### ページ抜粋
事業の広がりとともにエンジニア組織も拡大し、現在では東京本社に加え、福岡、福井に拠点を構えています。1つのプロジェクトに全国の拠点からメンバーが集まる形で、距離はあっても一体感のある開発が進んでいます。今回お話を伺ったエンジニアチームの和田さん、中島さん、世戸さんは福岡で働くメンバーです。
創業以来「やれることは何でもやろう」というスタンスで成長してきた同社。和田さんは「弊社は風通しの良い会社なので、業務中でも先輩に聞けばすぐに教えてもらえる環境です。この2年ほどで資格取得の費用補助、外部セミナーへの参加など教育体制も整ってきました」と話します。
ただし新卒や未経験エンジニアが増えたことで、新たな課題も浮かび上がってきました。それが「AWSスキルのばらつき」という壁です。スタイル・エッジは10年近くAWSを基盤として活用してきましたが、業務経験の浅いメンバーとベテランの間には、AWSの知識や理解度に大きな差がありました。
座学の限界を感じ、より実務に近いAWS Jamの学びに注目
和田さんは中途入社5年目、中島さんは新卒入社4年目、世戸さんは新卒入社3年目。それぞれエンジニア未経験からの出発で、業務を通じてAWSの勘所を学んできました。
現在、SRE(サイト信頼性エンジニアリング)の立場にある和田さんは「AWSのようなクラウドサービスは、詳しい人がやれば安全にすぐできることでも、知らない人がやると数日かかることがあります。それが悔しくて資格の勉強を始めました」と語ります。
世戸さんは「私が入社した頃から比べると研修のレベルは上がったと思います。とはいえ、外部研修では実践に近いケースまでは教えてもらえません。実務では研修で学んだことだけでは対応できない場面も当然発生するため、研修のみでのスキルアップには限界があると感じました」と振り返ります。中島さんも「関わるプロダクトによって触れる技術が偏り、メンバー間での経験値の差が広がっていました」と課題を感じていました。
こうした背景の中、エンジニアの育成を加速する仕組みとして注目したのが「AWS Jam」です。AWS Jamは実際の運用を想定した課題をチームで解決していく演習型イベント。1年半ほど前から関係が深まったクラスメソッドの支援を受け、スタイル・エッジの業務内容に則した解決課題を設定しながらAWS Jamを開催することにしました。
実践の場で現在地を把握、育成の土台づくりに手応え
今回のAWS Jamは、AWSの公式資格「AWS認定ソリューションアーキテクト–アソシエイト」を取得したメンバーを対象に、ご褒美的な位置付けで開催されました。和田さんは「資格を取って終わりではなく、実践でどう役立つかを確かめたかったので、AWS Jamはまさに腕試しの機会でした」と語ります。

### 設定課題
AWS Jamに関する記事のうち、「創業以来「やれることは何でも」という語句を含むところから「WSの勘所を学んできました。」の語句までを、一字も変えずに書き写してください。 ここでは記事の内容だけを根拠にしてください。

### データ欄
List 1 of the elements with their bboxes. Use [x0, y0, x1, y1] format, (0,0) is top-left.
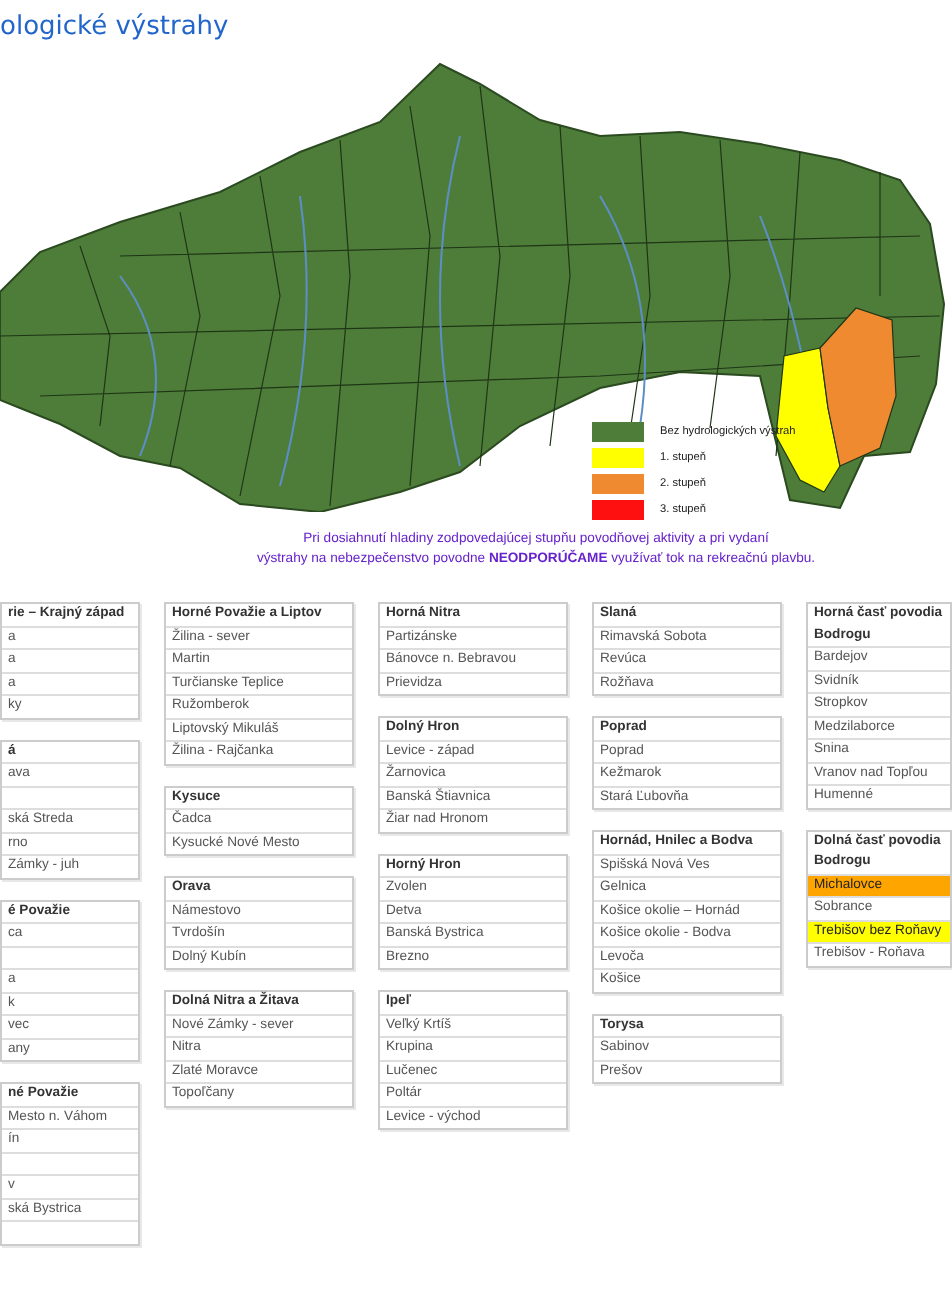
page-title: ologické výstrahy — [0, 12, 231, 42]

### 完成した解答
創業以来「やれることは何でもやろう」というスタンスで成長してきた同社。和田さんは「弊社は風通しの良い会社なので、業務中でも先輩に聞けばすぐに教えてもらえる環境です。この2年ほどで資格取得の費用補助、外部セミナーへの参加など教育体制も整ってきました」と話します。
ただし新卒や未経験エンジニアが増えたことで、新たな課題も浮かび上がってきました。それが「AWSスキルのばらつき」という壁です。スタイル・エッジは10年近くAWSを基盤として活用してきましたが、業務経験の浅いメンバーとベテランの間には、AWSの知識や理解度に大きな差がありました。
座学の限界を感じ、より実務に近いAWS Jamの学びに注目
和田さんは中途入社5年目、中島さんは新卒入社4年目、世戸さんは新卒入社3年目。それぞれエンジニア未経験からの出発で、業務を通じてAWSの勘所を学んできました。